▶ _What the exercise asks_: Each line of the listing must be transcribed exactly, except for the images, which should be excluded.

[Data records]

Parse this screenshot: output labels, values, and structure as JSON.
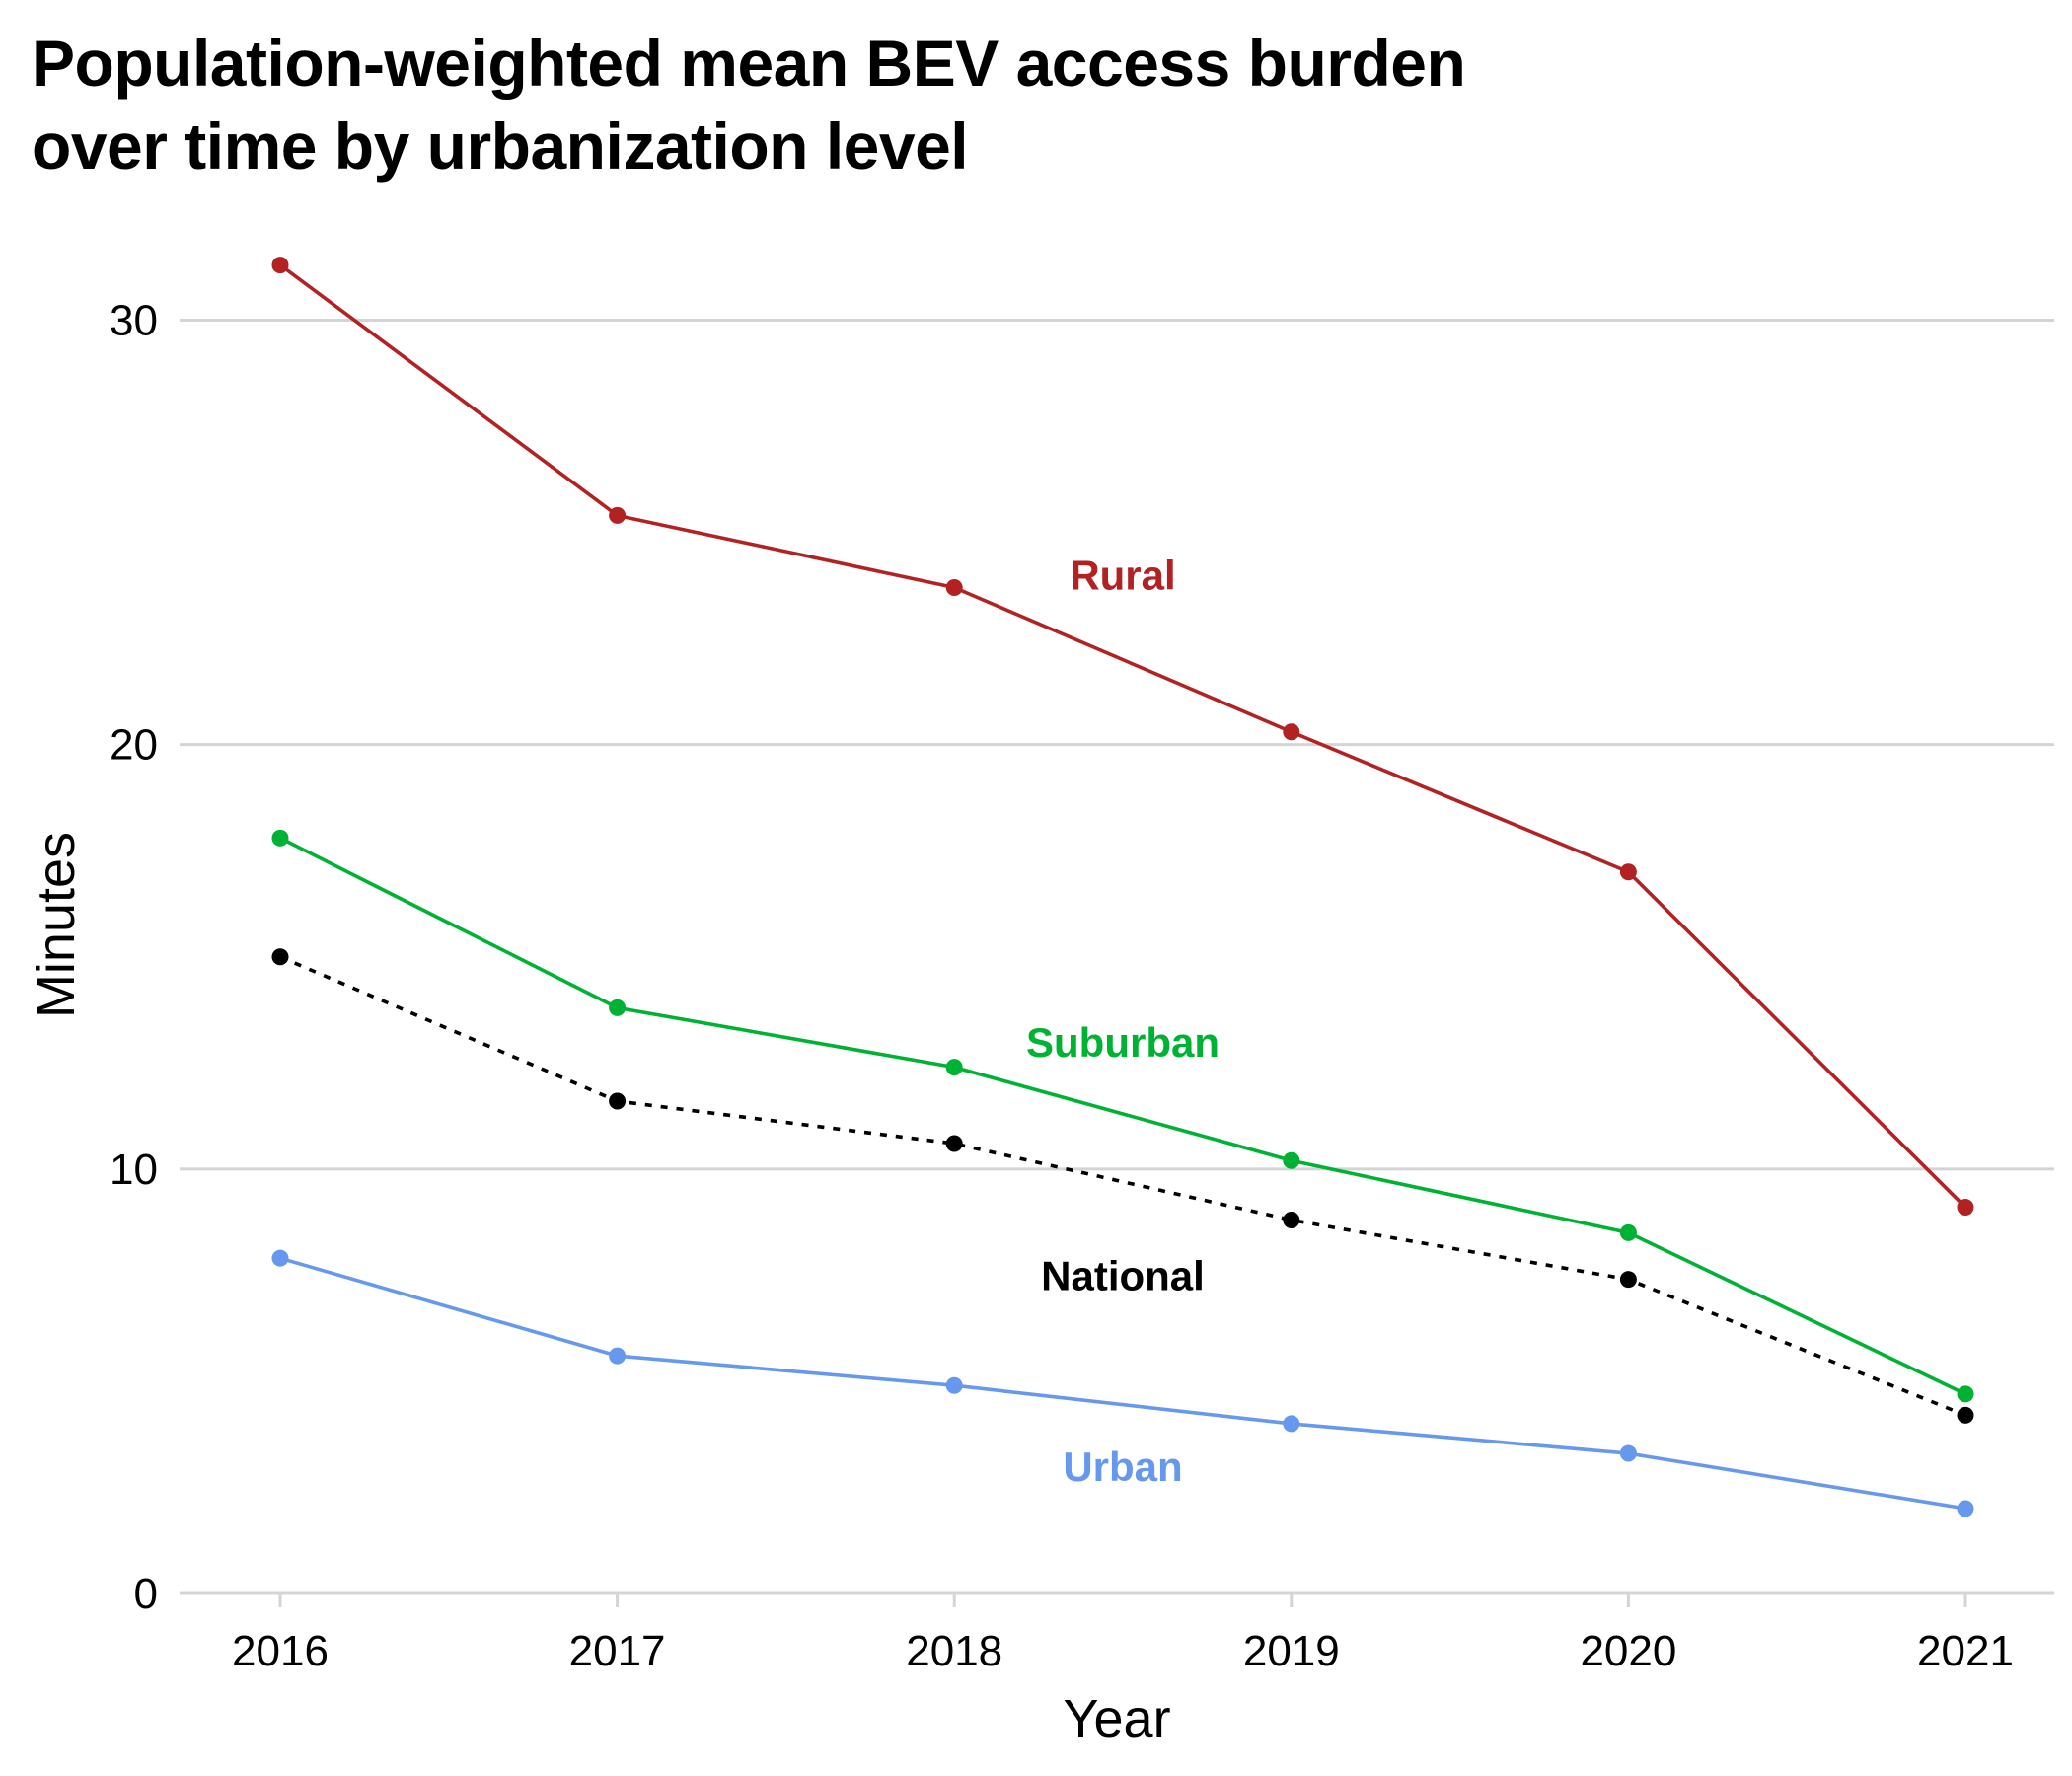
{
  "chart_data": {
    "type": "line",
    "title_lines": [
      "Population-weighted mean BEV access burden",
      "over time by urbanization level"
    ],
    "xlabel": "Year",
    "ylabel": "Minutes",
    "x": [
      2016,
      2017,
      2018,
      2019,
      2020,
      2021
    ],
    "x_tick_labels": [
      "2016",
      "2017",
      "2018",
      "2019",
      "2020",
      "2021"
    ],
    "ylim": [
      0,
      31.5
    ],
    "y_ticks": [
      0,
      10,
      20,
      30
    ],
    "y_tick_labels": [
      "0",
      "10",
      "20",
      "30"
    ],
    "grid": "horizontal",
    "legend": "direct labels inside plot",
    "series": [
      {
        "name": "Rural",
        "color": "#b22222",
        "dash": "solid",
        "values": [
          31.3,
          25.4,
          23.7,
          20.3,
          17.0,
          9.1
        ],
        "label_x": 2018.5,
        "label_y": 24.0
      },
      {
        "name": "Suburban",
        "color": "#00b233",
        "dash": "solid",
        "values": [
          17.8,
          13.8,
          12.4,
          10.2,
          8.5,
          4.7
        ],
        "label_x": 2018.5,
        "label_y": 13.0
      },
      {
        "name": "National",
        "color": "#000000",
        "dash": "dotted",
        "values": [
          15.0,
          11.6,
          10.6,
          8.8,
          7.4,
          4.2
        ],
        "label_x": 2018.5,
        "label_y": 7.5
      },
      {
        "name": "Urban",
        "color": "#6699ee",
        "dash": "solid",
        "values": [
          7.9,
          5.6,
          4.9,
          4.0,
          3.3,
          2.0
        ],
        "label_x": 2018.5,
        "label_y": 3.0
      }
    ]
  }
}
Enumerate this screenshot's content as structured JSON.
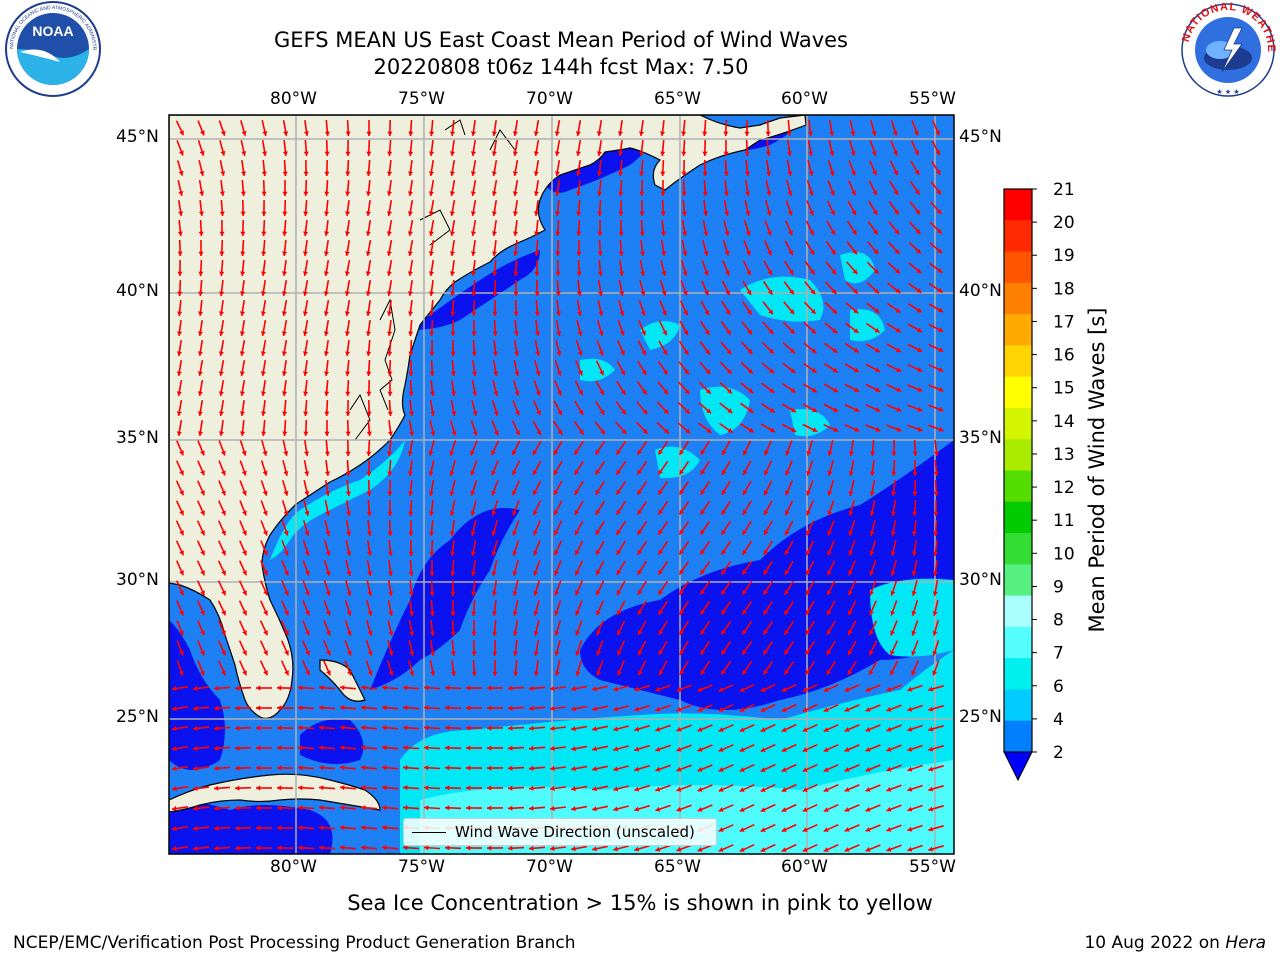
{
  "title": {
    "line1": "GEFS MEAN US East Coast Mean Period of Wind Waves",
    "line2": "20220808 t06z 144h fcst   Max: 7.50"
  },
  "logos": {
    "left": {
      "icon": "noaa-logo-icon",
      "text": "NOAA",
      "ring_text": "NATIONAL OCEANIC AND ATMOSPHERIC ADMINISTRATION · U.S. DEPARTMENT OF COMMERCE"
    },
    "right": {
      "icon": "national-weather-service-logo-icon",
      "ring_text": "NATIONAL WEATHER SERVICE"
    }
  },
  "map": {
    "lon_ticks": [
      "80°W",
      "75°W",
      "70°W",
      "65°W",
      "60°W",
      "55°W"
    ],
    "lat_ticks": [
      "45°N",
      "40°N",
      "35°N",
      "30°N",
      "25°N"
    ],
    "grid": true,
    "colors": {
      "land": "#efefde",
      "coast": "#000000",
      "arrows": "#ff0000",
      "grid": "#b0b0b0"
    }
  },
  "colorbar": {
    "label": "Mean Period of Wind Waves [s]",
    "ticks": [
      "21",
      "20",
      "19",
      "18",
      "17",
      "16",
      "15",
      "14",
      "13",
      "12",
      "11",
      "10",
      "9",
      "8",
      "7",
      "6",
      "4",
      "2"
    ],
    "colors": [
      "#ff0000",
      "#ff2a00",
      "#ff5500",
      "#ff8000",
      "#ffaa00",
      "#ffd400",
      "#ffff00",
      "#d4f500",
      "#aaeb00",
      "#55dd00",
      "#00cc00",
      "#33dd33",
      "#55f080",
      "#aaffff",
      "#55ffff",
      "#00f0f0",
      "#00ccff",
      "#0080ff"
    ],
    "extend_color": "#0000ff"
  },
  "legend": {
    "label": "Wind Wave Direction (unscaled)"
  },
  "notes": {
    "sea_ice": "Sea Ice Concentration > 15% is shown in pink to yellow"
  },
  "footer": {
    "left": "NCEP/EMC/Verification Post Processing Product Generation Branch",
    "right_date": "10 Aug 2022 on ",
    "right_host": "Hera"
  }
}
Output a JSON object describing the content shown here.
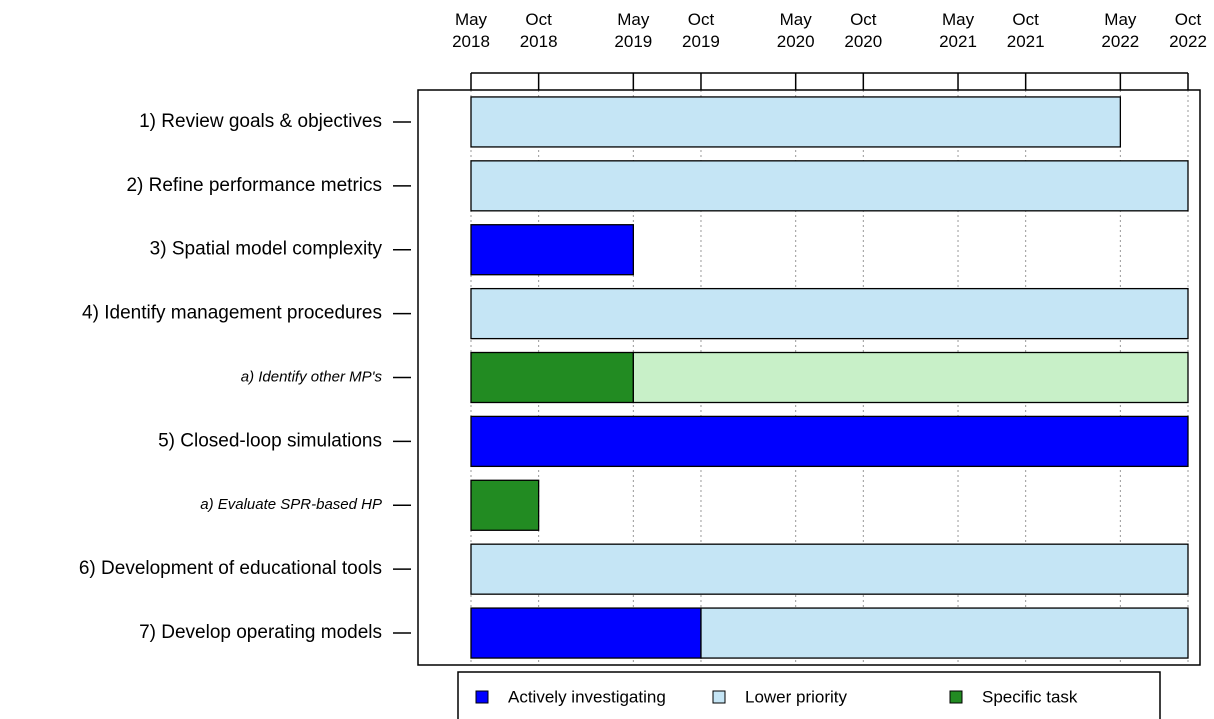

▶ _Final answer_:
Parse this screenshot: output labels, values, and structure as JSON.
{
  "chart_data": {
    "type": "line",
    "title_lines": [
      "Population-weighted mean BEV access burden",
      "over time by urbanization level"
    ],
    "xlabel": "Year",
    "ylabel": "Minutes",
    "x": [
      2016,
      2017,
      2018,
      2019,
      2020,
      2021
    ],
    "x_tick_labels": [
      "2016",
      "2017",
      "2018",
      "2019",
      "2020",
      "2021"
    ],
    "ylim": [
      0,
      31.5
    ],
    "y_ticks": [
      0,
      10,
      20,
      30
    ],
    "y_tick_labels": [
      "0",
      "10",
      "20",
      "30"
    ],
    "grid": "horizontal",
    "legend": "direct labels inside plot",
    "series": [
      {
        "name": "Rural",
        "color": "#b22222",
        "dash": "solid",
        "values": [
          31.3,
          25.4,
          23.7,
          20.3,
          17.0,
          9.1
        ],
        "label_x": 2018.5,
        "label_y": 24.0
      },
      {
        "name": "Suburban",
        "color": "#00b233",
        "dash": "solid",
        "values": [
          17.8,
          13.8,
          12.4,
          10.2,
          8.5,
          4.7
        ],
        "label_x": 2018.5,
        "label_y": 13.0
      },
      {
        "name": "National",
        "color": "#000000",
        "dash": "dotted",
        "values": [
          15.0,
          11.6,
          10.6,
          8.8,
          7.4,
          4.2
        ],
        "label_x": 2018.5,
        "label_y": 7.5
      },
      {
        "name": "Urban",
        "color": "#6699ee",
        "dash": "solid",
        "values": [
          7.9,
          5.6,
          4.9,
          4.0,
          3.3,
          2.0
        ],
        "label_x": 2018.5,
        "label_y": 3.0
      }
    ]
  }
}
Enumerate this screenshot's content as structured JSON.
{
  "title": {
    "line1": "GEFS MEAN US East Coast Mean Period of Wind Waves",
    "line2": "20220808 t06z 144h fcst   Max: 7.50"
  },
  "logos": {
    "left": {
      "icon": "noaa-logo-icon",
      "text": "NOAA",
      "ring_text": "NATIONAL OCEANIC AND ATMOSPHERIC ADMINISTRATION · U.S. DEPARTMENT OF COMMERCE"
    },
    "right": {
      "icon": "national-weather-service-logo-icon",
      "ring_text": "NATIONAL WEATHER SERVICE"
    }
  },
  "map": {
    "lon_ticks": [
      "80°W",
      "75°W",
      "70°W",
      "65°W",
      "60°W",
      "55°W"
    ],
    "lat_ticks": [
      "45°N",
      "40°N",
      "35°N",
      "30°N",
      "25°N"
    ],
    "grid": true,
    "colors": {
      "land": "#efefde",
      "coast": "#000000",
      "arrows": "#ff0000",
      "grid": "#b0b0b0"
    }
  },
  "colorbar": {
    "label": "Mean Period of Wind Waves [s]",
    "ticks": [
      "21",
      "20",
      "19",
      "18",
      "17",
      "16",
      "15",
      "14",
      "13",
      "12",
      "11",
      "10",
      "9",
      "8",
      "7",
      "6",
      "4",
      "2"
    ],
    "colors": [
      "#ff0000",
      "#ff2a00",
      "#ff5500",
      "#ff8000",
      "#ffaa00",
      "#ffd400",
      "#ffff00",
      "#d4f500",
      "#aaeb00",
      "#55dd00",
      "#00cc00",
      "#33dd33",
      "#55f080",
      "#aaffff",
      "#55ffff",
      "#00f0f0",
      "#00ccff",
      "#0080ff"
    ],
    "extend_color": "#0000ff"
  },
  "legend": {
    "label": "Wind Wave Direction (unscaled)"
  },
  "notes": {
    "sea_ice": "Sea Ice Concentration > 15% is shown in pink to yellow"
  },
  "footer": {
    "left": "NCEP/EMC/Verification Post Processing Product Generation Branch",
    "right_date": "10 Aug 2022 on ",
    "right_host": "Hera"
  }
}
Output a JSON object describing the content shown here.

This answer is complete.